= PROVIDED MATERIAL =
# # # # #

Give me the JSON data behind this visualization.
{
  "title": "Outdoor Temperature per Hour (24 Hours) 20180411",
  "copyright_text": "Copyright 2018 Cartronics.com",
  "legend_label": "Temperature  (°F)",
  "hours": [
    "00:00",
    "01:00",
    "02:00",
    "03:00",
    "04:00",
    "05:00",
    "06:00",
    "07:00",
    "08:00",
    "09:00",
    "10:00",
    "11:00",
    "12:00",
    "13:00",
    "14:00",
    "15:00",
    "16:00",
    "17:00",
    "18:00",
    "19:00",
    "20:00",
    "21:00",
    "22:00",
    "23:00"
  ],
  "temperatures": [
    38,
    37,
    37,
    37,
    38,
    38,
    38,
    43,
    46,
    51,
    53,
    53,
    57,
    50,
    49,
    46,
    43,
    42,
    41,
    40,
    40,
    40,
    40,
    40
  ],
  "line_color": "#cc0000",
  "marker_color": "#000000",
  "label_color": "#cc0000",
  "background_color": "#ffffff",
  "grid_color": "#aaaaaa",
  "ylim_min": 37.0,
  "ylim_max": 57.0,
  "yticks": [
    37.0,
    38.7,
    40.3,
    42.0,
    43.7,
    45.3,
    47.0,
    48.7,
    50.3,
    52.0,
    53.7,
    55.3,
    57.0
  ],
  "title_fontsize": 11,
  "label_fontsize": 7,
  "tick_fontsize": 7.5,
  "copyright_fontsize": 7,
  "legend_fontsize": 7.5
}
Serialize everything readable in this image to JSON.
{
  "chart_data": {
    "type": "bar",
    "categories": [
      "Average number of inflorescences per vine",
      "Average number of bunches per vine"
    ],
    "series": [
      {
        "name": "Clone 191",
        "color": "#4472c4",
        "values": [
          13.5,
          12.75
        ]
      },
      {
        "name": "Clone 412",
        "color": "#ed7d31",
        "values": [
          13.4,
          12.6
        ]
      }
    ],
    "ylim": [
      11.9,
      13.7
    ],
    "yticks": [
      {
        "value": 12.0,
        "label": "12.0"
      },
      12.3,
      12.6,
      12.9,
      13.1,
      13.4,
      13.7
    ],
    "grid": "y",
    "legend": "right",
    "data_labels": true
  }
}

# # # # #

= DESCRIPTION OF THE TASK =
Output the full listing without altering anything.

= RESULT FOR THIS EXERCISE =
Give me the JSON data behind this visualization.
{
  "title": "Outdoor Temperature per Hour (24 Hours) 20180411",
  "copyright_text": "Copyright 2018 Cartronics.com",
  "legend_label": "Temperature  (°F)",
  "hours": [
    "00:00",
    "01:00",
    "02:00",
    "03:00",
    "04:00",
    "05:00",
    "06:00",
    "07:00",
    "08:00",
    "09:00",
    "10:00",
    "11:00",
    "12:00",
    "13:00",
    "14:00",
    "15:00",
    "16:00",
    "17:00",
    "18:00",
    "19:00",
    "20:00",
    "21:00",
    "22:00",
    "23:00"
  ],
  "temperatures": [
    38,
    37,
    37,
    37,
    38,
    38,
    38,
    43,
    46,
    51,
    53,
    53,
    57,
    50,
    49,
    46,
    43,
    42,
    41,
    40,
    40,
    40,
    40,
    40
  ],
  "line_color": "#cc0000",
  "marker_color": "#000000",
  "label_color": "#cc0000",
  "background_color": "#ffffff",
  "grid_color": "#aaaaaa",
  "ylim_min": 37.0,
  "ylim_max": 57.0,
  "yticks": [
    37.0,
    38.7,
    40.3,
    42.0,
    43.7,
    45.3,
    47.0,
    48.7,
    50.3,
    52.0,
    53.7,
    55.3,
    57.0
  ],
  "title_fontsize": 11,
  "label_fontsize": 7,
  "tick_fontsize": 7.5,
  "copyright_fontsize": 7,
  "legend_fontsize": 7.5
}
Serialize everything readable in this image to JSON.
{
  "chart_data": {
    "type": "bar",
    "categories": [
      "Average number of inflorescences per vine",
      "Average number of bunches per vine"
    ],
    "series": [
      {
        "name": "Clone 191",
        "color": "#4472c4",
        "values": [
          13.5,
          12.75
        ]
      },
      {
        "name": "Clone 412",
        "color": "#ed7d31",
        "values": [
          13.4,
          12.6
        ]
      }
    ],
    "ylim": [
      11.9,
      13.7
    ],
    "yticks": [
      {
        "value": 12.0,
        "label": "12.0"
      },
      12.3,
      12.6,
      12.9,
      13.1,
      13.4,
      13.7
    ],
    "grid": "y",
    "legend": "right",
    "data_labels": true
  }
}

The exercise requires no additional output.